STATED PROBLEM » Filter for the word "mumkin" and keep each matching line.
--- BEGIN ---
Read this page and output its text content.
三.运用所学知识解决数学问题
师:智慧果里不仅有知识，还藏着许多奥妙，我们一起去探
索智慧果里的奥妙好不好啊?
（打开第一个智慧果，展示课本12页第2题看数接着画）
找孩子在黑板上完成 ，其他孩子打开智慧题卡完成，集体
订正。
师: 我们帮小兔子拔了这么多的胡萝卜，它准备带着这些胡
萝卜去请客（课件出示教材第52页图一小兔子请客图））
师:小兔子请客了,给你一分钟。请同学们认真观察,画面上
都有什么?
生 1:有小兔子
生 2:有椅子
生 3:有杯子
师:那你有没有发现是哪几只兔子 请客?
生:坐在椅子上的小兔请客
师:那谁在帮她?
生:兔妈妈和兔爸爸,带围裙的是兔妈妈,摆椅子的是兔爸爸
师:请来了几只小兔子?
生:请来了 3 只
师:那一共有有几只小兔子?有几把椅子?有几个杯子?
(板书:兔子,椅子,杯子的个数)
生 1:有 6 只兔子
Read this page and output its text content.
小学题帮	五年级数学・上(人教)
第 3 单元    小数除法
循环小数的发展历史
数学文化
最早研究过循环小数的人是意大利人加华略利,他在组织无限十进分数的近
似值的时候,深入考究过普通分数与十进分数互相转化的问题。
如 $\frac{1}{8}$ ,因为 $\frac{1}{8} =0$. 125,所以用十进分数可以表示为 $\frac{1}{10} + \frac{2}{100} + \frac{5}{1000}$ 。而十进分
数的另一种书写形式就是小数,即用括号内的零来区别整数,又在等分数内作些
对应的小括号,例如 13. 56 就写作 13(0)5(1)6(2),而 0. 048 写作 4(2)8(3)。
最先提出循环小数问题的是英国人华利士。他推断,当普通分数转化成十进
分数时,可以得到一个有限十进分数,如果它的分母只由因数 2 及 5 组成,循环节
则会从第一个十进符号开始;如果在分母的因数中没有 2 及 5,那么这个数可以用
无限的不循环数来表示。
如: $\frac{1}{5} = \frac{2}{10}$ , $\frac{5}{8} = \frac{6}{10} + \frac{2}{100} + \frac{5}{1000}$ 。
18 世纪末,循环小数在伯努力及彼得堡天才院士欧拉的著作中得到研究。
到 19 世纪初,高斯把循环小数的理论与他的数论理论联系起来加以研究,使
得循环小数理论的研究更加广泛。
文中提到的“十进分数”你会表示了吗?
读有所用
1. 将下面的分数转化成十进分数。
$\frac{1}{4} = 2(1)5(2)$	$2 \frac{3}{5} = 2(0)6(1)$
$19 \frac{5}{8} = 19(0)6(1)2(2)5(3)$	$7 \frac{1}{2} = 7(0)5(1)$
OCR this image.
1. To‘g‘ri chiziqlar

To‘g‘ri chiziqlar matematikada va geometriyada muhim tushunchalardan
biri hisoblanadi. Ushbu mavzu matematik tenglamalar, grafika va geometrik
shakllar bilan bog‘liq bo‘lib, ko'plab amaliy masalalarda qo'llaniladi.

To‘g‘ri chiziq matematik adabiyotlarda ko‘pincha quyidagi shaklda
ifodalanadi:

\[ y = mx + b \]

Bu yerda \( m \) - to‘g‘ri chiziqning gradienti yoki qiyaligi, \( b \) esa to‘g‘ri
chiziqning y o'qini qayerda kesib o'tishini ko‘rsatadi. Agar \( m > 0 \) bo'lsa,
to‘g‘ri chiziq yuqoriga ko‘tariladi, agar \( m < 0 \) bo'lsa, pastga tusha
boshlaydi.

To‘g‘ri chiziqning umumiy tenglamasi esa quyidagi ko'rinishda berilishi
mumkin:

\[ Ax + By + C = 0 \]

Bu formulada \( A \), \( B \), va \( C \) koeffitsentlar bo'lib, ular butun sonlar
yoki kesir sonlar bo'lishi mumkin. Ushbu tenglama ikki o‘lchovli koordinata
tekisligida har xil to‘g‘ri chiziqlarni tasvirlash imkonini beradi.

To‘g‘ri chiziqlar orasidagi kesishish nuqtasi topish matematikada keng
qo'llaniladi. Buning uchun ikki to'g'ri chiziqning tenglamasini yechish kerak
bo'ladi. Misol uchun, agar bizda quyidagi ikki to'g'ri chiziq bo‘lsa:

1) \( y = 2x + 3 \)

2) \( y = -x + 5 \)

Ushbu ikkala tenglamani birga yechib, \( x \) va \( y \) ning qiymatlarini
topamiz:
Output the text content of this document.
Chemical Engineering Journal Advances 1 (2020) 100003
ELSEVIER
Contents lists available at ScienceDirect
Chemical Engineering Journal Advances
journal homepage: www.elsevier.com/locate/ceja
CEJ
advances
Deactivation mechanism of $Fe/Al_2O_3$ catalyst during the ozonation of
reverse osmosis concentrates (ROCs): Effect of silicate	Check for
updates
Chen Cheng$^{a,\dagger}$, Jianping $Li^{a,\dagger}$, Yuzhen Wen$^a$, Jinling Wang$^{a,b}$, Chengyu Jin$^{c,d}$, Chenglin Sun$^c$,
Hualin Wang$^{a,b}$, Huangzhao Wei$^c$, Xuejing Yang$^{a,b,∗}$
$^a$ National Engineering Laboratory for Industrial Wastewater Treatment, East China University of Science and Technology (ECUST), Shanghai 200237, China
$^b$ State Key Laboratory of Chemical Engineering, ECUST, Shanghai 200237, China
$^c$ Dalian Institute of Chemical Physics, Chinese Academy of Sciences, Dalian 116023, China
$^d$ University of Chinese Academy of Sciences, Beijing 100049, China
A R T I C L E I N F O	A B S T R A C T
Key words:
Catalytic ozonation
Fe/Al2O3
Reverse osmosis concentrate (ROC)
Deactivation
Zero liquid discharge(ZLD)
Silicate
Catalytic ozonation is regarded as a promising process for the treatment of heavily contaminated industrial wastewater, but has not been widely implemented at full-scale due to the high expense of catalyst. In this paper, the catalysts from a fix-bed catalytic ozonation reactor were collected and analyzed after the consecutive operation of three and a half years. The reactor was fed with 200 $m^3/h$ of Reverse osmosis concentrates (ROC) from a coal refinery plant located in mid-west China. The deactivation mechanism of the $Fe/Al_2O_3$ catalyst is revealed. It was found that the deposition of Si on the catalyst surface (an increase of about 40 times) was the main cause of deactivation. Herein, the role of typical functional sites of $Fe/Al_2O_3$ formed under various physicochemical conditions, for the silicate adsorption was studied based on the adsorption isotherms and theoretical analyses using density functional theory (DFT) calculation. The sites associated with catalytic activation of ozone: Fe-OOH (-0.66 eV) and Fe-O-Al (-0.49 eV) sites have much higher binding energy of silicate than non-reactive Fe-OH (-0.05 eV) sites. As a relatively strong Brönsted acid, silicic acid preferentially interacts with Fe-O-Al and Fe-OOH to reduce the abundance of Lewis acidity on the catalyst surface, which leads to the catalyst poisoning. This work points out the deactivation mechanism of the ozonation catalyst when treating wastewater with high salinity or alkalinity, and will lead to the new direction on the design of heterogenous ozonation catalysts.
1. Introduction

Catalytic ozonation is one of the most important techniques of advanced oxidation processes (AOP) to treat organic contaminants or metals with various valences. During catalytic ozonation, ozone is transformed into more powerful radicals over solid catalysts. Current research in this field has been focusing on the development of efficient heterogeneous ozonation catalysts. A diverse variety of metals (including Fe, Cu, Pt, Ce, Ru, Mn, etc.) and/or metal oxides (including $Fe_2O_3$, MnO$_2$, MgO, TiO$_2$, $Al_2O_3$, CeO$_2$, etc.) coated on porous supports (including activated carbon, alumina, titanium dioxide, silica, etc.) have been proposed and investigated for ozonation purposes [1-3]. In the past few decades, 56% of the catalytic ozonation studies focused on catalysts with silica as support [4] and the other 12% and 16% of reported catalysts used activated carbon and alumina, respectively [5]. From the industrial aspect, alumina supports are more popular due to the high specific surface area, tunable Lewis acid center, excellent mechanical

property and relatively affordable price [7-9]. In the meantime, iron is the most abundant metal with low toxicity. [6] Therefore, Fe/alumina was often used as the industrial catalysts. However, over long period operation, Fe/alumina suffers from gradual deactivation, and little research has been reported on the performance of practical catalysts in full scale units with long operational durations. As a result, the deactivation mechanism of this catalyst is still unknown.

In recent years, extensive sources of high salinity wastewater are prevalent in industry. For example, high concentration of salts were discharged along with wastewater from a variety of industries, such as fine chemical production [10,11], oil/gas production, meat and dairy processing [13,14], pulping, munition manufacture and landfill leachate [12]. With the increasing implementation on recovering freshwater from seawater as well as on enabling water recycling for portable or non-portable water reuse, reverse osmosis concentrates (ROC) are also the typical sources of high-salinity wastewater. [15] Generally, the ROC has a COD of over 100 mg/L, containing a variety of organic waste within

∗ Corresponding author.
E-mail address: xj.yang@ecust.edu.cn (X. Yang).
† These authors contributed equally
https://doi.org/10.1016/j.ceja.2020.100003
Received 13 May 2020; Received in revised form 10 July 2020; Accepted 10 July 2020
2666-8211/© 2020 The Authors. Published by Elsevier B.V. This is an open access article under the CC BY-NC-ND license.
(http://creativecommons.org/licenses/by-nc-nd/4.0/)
--- END ---
RESPONSE »
mumkin:
yoki kesir sonlar bo'lishi mumkin. Ushbu tenglama ikki o‘lchovli koordinata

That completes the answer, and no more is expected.